— Problem statement —
Pull every line that holds the word "سمعت" from the entries.

— Material for the task —
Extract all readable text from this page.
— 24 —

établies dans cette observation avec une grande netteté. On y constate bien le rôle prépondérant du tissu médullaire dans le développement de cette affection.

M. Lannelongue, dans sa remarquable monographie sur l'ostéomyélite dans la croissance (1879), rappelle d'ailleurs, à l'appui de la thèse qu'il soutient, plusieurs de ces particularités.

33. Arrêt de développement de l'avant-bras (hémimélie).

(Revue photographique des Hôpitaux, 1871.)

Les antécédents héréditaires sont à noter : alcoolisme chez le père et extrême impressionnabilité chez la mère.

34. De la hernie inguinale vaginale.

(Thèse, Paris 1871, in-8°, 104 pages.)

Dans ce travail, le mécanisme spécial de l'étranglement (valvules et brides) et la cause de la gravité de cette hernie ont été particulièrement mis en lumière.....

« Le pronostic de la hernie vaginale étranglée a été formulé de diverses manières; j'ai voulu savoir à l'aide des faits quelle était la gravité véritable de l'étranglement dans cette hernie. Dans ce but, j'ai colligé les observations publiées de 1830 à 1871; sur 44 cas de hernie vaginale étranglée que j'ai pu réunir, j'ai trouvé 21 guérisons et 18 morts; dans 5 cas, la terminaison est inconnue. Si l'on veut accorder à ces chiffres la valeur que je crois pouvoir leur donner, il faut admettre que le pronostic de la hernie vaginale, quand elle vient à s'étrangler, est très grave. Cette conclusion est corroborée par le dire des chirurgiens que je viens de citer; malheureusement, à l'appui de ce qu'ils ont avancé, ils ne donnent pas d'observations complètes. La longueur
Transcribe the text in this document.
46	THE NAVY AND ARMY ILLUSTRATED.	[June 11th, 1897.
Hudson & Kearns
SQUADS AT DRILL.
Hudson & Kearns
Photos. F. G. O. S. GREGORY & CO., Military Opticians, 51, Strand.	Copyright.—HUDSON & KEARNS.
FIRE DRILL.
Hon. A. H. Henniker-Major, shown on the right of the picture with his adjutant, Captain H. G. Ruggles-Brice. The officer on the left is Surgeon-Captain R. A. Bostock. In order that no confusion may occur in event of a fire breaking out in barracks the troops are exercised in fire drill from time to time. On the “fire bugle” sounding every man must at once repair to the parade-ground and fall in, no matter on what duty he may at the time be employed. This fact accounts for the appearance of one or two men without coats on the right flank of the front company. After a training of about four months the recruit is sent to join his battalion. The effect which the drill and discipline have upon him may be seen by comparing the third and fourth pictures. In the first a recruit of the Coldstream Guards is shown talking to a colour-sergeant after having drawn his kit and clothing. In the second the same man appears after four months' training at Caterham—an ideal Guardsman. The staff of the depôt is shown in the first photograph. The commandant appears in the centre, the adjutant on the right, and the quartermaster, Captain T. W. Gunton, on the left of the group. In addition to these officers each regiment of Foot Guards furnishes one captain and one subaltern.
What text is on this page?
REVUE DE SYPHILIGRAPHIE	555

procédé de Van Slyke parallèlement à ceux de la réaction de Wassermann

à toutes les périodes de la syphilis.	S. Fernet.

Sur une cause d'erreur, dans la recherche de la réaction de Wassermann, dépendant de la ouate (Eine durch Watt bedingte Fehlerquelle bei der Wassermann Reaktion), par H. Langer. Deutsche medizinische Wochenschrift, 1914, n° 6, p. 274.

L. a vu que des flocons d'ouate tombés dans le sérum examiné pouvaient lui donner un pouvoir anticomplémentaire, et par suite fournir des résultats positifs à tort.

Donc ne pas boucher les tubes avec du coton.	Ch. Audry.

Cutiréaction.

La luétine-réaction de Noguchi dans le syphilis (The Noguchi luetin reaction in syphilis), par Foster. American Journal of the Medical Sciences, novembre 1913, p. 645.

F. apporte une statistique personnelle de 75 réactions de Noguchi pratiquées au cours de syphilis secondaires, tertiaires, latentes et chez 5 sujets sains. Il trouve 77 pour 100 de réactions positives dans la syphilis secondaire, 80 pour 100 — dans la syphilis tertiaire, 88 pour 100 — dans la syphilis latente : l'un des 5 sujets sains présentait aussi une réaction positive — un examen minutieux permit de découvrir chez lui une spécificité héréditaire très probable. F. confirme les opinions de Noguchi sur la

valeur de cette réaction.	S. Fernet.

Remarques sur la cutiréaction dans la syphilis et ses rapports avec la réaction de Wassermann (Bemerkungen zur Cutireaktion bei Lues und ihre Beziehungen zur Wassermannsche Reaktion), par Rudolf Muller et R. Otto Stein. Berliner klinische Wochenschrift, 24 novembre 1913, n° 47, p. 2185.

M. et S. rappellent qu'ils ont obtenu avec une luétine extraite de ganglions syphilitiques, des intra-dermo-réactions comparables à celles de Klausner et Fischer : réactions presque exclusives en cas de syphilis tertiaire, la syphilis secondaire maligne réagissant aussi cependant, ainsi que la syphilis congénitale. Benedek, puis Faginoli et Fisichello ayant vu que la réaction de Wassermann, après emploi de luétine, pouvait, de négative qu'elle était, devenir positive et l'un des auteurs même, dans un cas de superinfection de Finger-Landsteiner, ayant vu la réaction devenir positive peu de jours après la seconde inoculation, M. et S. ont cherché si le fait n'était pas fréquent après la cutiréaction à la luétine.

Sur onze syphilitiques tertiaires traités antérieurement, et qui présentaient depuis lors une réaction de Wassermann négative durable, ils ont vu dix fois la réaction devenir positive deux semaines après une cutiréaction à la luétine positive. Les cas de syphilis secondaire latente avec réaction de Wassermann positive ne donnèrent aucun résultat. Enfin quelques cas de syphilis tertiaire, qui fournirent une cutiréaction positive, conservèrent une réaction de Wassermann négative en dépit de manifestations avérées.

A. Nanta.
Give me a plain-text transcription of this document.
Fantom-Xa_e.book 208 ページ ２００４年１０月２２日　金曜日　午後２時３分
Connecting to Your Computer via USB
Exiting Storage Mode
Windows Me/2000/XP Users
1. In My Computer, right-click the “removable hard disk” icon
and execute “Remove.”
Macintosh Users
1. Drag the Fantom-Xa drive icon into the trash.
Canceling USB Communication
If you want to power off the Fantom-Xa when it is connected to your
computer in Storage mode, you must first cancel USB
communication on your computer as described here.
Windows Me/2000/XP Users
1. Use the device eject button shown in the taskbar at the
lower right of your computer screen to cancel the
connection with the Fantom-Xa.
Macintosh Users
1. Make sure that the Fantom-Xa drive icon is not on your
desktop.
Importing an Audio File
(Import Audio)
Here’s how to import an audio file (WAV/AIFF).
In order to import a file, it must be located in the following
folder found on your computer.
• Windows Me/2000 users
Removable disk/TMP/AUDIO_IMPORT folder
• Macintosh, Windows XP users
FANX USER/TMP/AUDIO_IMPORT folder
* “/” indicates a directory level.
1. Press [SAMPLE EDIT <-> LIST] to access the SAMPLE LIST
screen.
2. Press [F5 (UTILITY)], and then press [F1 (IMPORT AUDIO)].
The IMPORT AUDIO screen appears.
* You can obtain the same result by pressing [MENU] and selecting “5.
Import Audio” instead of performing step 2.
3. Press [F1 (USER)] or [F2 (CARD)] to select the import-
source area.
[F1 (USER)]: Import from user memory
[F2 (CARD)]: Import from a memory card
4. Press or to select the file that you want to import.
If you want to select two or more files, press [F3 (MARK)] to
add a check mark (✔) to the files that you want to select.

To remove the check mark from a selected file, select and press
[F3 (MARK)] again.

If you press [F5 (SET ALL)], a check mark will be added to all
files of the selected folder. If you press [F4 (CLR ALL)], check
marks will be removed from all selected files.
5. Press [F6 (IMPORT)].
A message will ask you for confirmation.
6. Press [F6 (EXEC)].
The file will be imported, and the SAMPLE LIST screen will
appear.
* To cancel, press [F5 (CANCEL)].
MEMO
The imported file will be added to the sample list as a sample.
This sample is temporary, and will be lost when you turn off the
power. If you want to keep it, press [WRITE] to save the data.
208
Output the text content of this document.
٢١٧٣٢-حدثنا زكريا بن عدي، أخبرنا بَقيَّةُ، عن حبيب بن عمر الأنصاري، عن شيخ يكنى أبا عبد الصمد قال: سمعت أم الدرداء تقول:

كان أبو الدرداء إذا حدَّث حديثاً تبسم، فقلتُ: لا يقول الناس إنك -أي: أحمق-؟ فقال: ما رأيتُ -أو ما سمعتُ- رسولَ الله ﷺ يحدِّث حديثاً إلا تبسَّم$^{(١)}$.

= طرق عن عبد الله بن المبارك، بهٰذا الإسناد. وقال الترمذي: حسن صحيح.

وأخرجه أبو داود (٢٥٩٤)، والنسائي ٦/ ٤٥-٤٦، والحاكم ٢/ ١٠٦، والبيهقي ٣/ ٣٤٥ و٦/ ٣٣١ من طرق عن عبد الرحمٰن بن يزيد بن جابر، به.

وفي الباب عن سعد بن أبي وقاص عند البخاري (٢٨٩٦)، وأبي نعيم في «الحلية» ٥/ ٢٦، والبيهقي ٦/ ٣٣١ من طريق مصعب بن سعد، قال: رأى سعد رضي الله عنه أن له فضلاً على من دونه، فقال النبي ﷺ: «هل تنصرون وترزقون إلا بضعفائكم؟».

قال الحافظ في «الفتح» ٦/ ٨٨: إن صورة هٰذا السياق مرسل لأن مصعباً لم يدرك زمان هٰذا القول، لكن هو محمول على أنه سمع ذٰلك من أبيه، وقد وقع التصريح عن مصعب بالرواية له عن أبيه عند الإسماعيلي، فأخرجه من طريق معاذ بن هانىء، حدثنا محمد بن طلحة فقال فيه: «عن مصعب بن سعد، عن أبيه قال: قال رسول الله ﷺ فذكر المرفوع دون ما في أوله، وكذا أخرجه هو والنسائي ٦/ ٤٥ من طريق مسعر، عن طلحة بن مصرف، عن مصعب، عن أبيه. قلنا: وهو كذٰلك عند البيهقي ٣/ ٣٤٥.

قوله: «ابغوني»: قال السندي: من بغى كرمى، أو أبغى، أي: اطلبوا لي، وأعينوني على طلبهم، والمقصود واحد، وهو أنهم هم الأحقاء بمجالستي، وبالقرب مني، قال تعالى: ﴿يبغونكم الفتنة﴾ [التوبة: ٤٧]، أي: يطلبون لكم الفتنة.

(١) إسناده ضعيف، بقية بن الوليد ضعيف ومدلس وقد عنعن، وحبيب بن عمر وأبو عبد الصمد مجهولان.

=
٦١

— Output —
٢١٧٣٢-حدثنا زكريا بن عدي، أخبرنا بَقيَّةُ، عن حبيب بن عمر الأنصاري، عن شيخ يكنى أبا عبد الصمد قال: سمعت أم الدرداء تقول:
كان أبو الدرداء إذا حدَّث حديثاً تبسم، فقلتُ: لا يقول الناس إنك -أي: أحمق-؟ فقال: ما رأيتُ -أو ما سمعتُ- رسولَ الله ﷺ يحدِّث حديثاً إلا تبسَّم$^{(١)}$.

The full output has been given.